For the material that follows, list every line containing the word "color".

Input records:
▼

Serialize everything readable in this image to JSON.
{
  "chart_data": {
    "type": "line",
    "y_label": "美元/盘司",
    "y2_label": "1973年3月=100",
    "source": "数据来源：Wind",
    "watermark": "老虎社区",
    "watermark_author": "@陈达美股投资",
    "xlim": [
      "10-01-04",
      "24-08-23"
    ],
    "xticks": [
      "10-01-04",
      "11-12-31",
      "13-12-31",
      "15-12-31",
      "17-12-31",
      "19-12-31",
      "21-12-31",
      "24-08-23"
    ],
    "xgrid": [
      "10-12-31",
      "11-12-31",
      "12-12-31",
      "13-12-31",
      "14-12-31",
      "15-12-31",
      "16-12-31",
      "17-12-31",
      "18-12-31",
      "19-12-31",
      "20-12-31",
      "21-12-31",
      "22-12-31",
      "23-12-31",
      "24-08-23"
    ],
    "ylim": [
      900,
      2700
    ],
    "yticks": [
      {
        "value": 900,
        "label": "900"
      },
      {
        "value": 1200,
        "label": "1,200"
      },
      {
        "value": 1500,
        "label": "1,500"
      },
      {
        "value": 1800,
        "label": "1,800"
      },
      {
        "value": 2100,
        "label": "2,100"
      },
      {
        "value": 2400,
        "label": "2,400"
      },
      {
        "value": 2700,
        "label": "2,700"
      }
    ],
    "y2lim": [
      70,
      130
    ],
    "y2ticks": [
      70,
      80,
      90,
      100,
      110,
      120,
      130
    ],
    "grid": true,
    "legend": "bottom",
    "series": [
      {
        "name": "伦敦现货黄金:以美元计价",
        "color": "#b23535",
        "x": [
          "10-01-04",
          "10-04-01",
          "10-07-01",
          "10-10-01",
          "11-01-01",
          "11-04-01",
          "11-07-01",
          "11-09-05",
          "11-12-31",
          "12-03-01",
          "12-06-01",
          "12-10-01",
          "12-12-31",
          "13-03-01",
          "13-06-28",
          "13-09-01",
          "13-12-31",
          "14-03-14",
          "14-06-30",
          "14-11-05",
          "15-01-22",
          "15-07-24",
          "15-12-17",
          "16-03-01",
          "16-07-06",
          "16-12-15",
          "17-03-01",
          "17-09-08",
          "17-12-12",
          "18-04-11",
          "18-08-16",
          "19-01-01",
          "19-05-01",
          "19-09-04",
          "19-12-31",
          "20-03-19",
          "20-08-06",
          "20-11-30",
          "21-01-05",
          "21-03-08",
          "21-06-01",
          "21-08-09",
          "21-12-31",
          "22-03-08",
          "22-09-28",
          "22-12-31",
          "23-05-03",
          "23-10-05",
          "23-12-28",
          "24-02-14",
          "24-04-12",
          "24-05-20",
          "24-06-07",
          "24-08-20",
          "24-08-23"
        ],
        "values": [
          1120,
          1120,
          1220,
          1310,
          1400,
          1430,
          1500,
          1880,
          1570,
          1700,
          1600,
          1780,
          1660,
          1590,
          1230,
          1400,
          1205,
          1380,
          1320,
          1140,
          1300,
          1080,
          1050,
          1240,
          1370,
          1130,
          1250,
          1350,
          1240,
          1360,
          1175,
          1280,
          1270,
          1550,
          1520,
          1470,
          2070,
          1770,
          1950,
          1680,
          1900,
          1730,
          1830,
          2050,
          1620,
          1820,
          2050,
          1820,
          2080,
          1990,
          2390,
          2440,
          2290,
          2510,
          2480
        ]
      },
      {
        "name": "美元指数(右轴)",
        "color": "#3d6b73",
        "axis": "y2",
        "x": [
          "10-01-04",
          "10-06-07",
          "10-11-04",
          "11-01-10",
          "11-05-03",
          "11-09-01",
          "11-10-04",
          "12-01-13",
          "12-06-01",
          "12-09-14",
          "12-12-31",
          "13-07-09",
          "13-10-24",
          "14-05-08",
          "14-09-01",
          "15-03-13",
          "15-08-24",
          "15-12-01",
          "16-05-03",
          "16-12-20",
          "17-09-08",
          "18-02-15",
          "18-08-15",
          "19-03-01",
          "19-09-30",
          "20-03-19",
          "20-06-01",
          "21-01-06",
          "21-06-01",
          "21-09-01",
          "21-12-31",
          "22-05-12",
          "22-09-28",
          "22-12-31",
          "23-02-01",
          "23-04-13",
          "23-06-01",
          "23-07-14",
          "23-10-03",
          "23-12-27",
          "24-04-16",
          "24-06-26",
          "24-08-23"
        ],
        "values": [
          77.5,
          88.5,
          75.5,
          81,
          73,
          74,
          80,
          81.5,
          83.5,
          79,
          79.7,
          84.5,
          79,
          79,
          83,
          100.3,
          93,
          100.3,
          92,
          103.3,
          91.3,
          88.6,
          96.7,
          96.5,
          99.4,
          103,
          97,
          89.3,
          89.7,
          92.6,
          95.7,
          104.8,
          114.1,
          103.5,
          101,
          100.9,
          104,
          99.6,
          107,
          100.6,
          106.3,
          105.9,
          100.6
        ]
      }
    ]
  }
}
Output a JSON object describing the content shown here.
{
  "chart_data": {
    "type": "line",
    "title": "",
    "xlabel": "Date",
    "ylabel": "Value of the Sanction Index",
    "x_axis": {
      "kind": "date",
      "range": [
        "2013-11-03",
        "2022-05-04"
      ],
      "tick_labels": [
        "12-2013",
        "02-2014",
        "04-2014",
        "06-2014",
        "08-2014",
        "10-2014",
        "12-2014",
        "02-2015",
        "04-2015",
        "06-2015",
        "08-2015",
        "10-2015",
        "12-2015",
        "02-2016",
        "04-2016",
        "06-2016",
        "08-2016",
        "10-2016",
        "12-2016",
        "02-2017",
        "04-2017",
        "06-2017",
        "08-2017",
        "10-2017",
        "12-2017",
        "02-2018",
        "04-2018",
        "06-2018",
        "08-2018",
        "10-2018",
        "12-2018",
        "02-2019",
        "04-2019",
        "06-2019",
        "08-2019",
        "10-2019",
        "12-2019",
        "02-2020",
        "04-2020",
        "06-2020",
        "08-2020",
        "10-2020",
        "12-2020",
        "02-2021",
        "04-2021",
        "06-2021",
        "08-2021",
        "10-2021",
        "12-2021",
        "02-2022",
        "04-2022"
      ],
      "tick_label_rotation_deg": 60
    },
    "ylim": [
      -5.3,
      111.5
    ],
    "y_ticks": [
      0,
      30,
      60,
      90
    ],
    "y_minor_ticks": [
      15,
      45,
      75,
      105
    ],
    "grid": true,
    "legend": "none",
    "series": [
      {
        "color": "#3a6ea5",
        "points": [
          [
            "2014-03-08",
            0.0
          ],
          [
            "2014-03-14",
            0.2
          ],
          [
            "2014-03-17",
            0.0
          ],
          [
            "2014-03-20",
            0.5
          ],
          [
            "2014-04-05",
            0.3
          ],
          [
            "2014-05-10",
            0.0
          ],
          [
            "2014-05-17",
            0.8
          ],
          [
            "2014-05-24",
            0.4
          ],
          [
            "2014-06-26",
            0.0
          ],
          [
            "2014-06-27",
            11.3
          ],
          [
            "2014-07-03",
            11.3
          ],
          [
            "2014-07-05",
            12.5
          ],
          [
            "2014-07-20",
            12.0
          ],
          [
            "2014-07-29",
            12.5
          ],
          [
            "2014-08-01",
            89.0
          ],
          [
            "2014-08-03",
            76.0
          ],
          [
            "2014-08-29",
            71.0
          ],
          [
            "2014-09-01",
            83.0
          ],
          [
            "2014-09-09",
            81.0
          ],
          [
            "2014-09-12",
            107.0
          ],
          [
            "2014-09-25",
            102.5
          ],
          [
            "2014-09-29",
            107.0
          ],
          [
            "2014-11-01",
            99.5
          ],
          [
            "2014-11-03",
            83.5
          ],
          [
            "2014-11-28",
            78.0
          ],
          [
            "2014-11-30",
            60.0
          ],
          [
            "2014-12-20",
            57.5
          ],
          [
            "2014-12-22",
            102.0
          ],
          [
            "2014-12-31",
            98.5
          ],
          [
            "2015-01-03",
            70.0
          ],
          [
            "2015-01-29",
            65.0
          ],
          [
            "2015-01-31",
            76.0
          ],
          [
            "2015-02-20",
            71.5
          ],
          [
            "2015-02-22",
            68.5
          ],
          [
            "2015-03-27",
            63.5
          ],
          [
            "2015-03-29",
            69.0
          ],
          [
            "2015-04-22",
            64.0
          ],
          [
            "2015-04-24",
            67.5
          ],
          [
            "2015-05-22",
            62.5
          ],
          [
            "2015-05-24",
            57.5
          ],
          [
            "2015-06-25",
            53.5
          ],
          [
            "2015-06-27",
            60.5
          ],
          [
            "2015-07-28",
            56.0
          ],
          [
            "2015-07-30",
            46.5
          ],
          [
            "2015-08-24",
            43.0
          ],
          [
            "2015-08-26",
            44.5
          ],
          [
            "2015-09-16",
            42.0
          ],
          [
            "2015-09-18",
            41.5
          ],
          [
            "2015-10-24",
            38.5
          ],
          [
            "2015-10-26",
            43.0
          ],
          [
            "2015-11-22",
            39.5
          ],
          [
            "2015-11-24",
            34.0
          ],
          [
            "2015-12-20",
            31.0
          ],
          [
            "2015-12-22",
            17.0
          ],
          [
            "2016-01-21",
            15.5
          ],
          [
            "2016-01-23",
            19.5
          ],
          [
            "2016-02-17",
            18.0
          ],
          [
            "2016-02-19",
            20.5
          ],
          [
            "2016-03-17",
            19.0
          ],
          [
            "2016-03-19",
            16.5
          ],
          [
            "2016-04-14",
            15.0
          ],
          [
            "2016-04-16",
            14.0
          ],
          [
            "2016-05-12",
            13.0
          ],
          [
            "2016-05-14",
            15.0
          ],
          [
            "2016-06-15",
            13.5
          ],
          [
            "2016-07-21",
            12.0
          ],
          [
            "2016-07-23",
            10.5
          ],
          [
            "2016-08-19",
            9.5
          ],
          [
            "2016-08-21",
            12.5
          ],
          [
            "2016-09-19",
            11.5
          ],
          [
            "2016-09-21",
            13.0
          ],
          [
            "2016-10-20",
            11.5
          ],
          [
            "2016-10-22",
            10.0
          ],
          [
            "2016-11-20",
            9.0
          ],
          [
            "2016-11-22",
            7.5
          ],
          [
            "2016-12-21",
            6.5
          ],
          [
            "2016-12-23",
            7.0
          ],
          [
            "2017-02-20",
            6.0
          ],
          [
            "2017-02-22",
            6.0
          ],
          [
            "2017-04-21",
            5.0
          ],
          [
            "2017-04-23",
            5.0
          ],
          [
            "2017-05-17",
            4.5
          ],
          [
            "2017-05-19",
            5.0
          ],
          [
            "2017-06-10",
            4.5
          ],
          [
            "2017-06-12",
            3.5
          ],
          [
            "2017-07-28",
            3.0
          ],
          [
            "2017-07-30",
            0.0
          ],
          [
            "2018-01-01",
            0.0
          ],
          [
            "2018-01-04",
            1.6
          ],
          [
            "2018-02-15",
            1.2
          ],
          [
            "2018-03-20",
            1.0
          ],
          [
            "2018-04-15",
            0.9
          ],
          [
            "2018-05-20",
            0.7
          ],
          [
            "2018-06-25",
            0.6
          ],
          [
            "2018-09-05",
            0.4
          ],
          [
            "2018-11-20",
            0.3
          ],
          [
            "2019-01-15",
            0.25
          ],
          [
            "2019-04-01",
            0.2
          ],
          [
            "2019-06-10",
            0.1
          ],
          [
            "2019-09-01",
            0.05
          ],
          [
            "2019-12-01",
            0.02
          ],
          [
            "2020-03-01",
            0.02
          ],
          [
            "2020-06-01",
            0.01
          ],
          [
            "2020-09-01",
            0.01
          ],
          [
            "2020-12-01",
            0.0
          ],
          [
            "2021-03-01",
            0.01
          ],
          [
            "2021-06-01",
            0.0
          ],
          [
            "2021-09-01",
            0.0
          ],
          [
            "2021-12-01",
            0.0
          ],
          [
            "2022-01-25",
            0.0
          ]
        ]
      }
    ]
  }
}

▲

Answer for the task:
        "color": "#b23535",
        "color": "#3d6b73",
        "color": "#3a6ea5",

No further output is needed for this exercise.